** Begin Task inputs **

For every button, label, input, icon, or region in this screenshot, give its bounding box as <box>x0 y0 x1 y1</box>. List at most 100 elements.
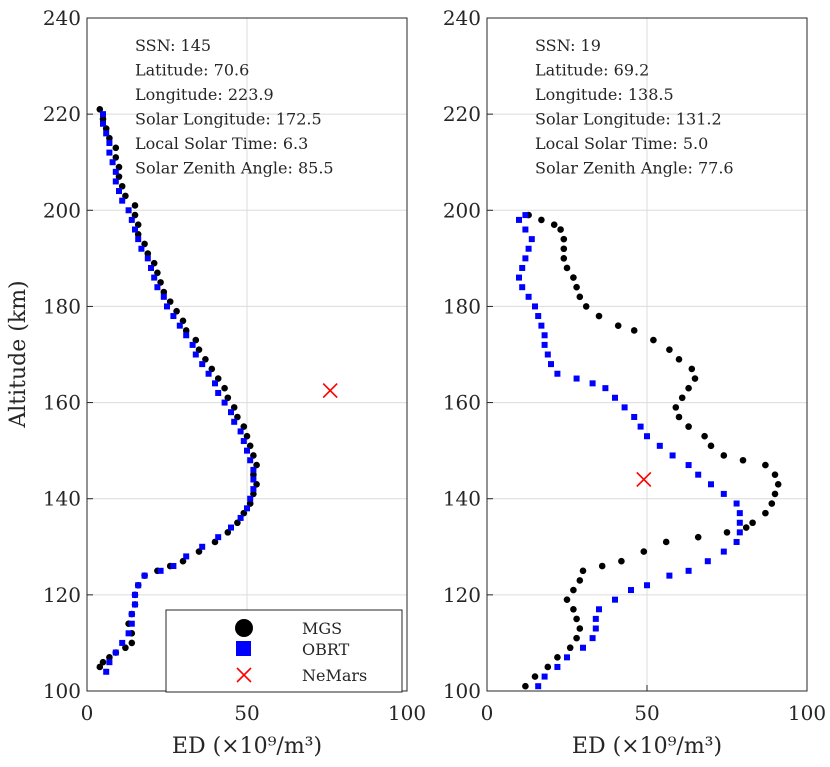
right-obrt-point <box>720 548 727 555</box>
right-obrt-point <box>733 538 740 545</box>
right-obrt-point <box>519 284 526 291</box>
left-mgs-point <box>250 452 257 459</box>
left-obrt-point <box>100 111 106 118</box>
left-y-tick-label: 140 <box>43 487 81 511</box>
left-mgs-point <box>246 442 254 450</box>
left-obrt-point <box>128 611 135 618</box>
right-obrt-point <box>637 423 644 430</box>
left-obrt-point <box>100 120 106 127</box>
left-obrt-point <box>103 668 110 675</box>
right-obrt-point <box>532 303 538 310</box>
left-mgs-point <box>115 173 123 180</box>
left-obrt-point <box>192 351 199 358</box>
left-mgs-point <box>102 125 110 132</box>
left-y-tick-label: 240 <box>43 6 81 30</box>
right-mgs-point <box>666 346 673 353</box>
right-mgs-point <box>576 293 584 301</box>
left-obrt-point <box>160 293 167 300</box>
left-info-line: Solar Zenith Angle: 85.5 <box>135 159 334 178</box>
right-obrt-point <box>592 615 599 622</box>
left-obrt-point <box>176 322 183 329</box>
right-mgs-point <box>570 605 577 613</box>
left-mgs-point <box>141 240 148 248</box>
left-obrt-point <box>125 207 132 214</box>
right-mgs-point <box>538 216 545 224</box>
left-mgs-point <box>106 134 113 142</box>
left-mgs-point <box>250 490 257 498</box>
left-obrt-point <box>132 226 138 233</box>
right-info-line: SSN: 19 <box>535 36 601 55</box>
left-mgs-point <box>96 663 104 671</box>
right-mgs-point <box>566 644 574 652</box>
left-obrt-point <box>250 466 257 473</box>
left-mgs-point <box>106 654 113 661</box>
right-obrt-point <box>522 226 529 233</box>
legend-nemars-label: NeMars <box>302 666 367 685</box>
left-mgs-point <box>96 106 104 113</box>
left-y-tick-label: 200 <box>43 198 81 222</box>
left-obrt-point <box>103 130 110 137</box>
right-panel: 100 120 140 160 180 200 220 240 0 50 100 SSN: 19 L… <box>443 6 826 759</box>
right-mgs-point <box>598 562 606 570</box>
left-info-line: Latitude: 70.6 <box>135 61 249 80</box>
right-mgs-point <box>560 255 568 262</box>
left-obrt-point <box>138 245 145 252</box>
left-y-tick-label: 120 <box>43 583 81 607</box>
left-mgs-point <box>115 163 123 171</box>
left-mgs-point <box>131 211 139 219</box>
right-mgs-point <box>771 490 779 498</box>
right-obrt-point <box>525 245 532 252</box>
left-obrt-point <box>212 380 218 387</box>
legend-mgs-label: MGS <box>302 619 342 638</box>
right-obrt-point <box>695 471 702 478</box>
right-obrt-point <box>564 654 570 661</box>
left-obrt-point <box>244 447 250 454</box>
left-x-ticks: 0 50 100 <box>81 685 426 725</box>
right-mgs-point <box>563 596 571 603</box>
left-mgs-point <box>122 644 129 652</box>
left-obrt-point <box>240 438 247 445</box>
right-mgs-point <box>691 375 699 382</box>
left-y-axis-label: Altitude (km) <box>6 280 31 428</box>
right-mgs-point <box>573 283 580 291</box>
left-mgs-point <box>253 480 260 488</box>
right-mgs-point <box>675 356 683 363</box>
right-obrt-point <box>519 264 526 271</box>
left-obrt-point <box>170 563 177 570</box>
right-mgs-point <box>675 413 683 421</box>
left-obrt-point <box>228 524 234 531</box>
left-obrt-point <box>244 505 250 512</box>
right-mgs-point <box>678 394 686 402</box>
right-obrt-point <box>644 433 650 440</box>
left-mgs-point <box>154 269 161 277</box>
right-obrt-point <box>736 529 743 536</box>
right-obrt-point <box>685 462 692 469</box>
left-x-axis-label: ED (×10⁹/m³) <box>172 734 322 759</box>
left-mgs-point <box>157 279 164 286</box>
right-y-tick-label: 180 <box>443 294 481 318</box>
right-y-tick-label: 220 <box>443 102 481 126</box>
right-obrt-point <box>548 361 554 368</box>
left-y-tick-label: 220 <box>43 102 81 126</box>
left-obrt-point <box>125 630 132 637</box>
right-obrt-point <box>592 625 599 632</box>
left-mgs-point <box>179 557 187 565</box>
right-obrt-point <box>589 380 596 387</box>
left-nemars-point <box>322 382 338 399</box>
right-mgs-point <box>531 673 539 680</box>
right-obrt-point <box>631 413 638 420</box>
left-obrt-point <box>151 274 158 281</box>
left-y-tick-label: 100 <box>43 679 81 703</box>
left-mgs-point <box>243 432 251 440</box>
right-obrt-point <box>516 216 522 223</box>
left-obrt-point <box>183 553 190 560</box>
left-mgs-point <box>179 317 187 325</box>
right-obrt-point <box>656 442 663 449</box>
left-info-line: SSN: 145 <box>135 36 211 55</box>
left-obrt-point <box>215 534 222 541</box>
right-mgs-point <box>749 519 756 527</box>
left-obrt-point <box>141 572 148 579</box>
left-obrt-point <box>112 649 119 656</box>
right-obrt-point <box>538 322 545 329</box>
right-obrt-point <box>736 519 743 526</box>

** End Task inputs **

Problem statement:
How many lines in the records above contain the string "nemars"? Reply with the number alone.

Reply:
2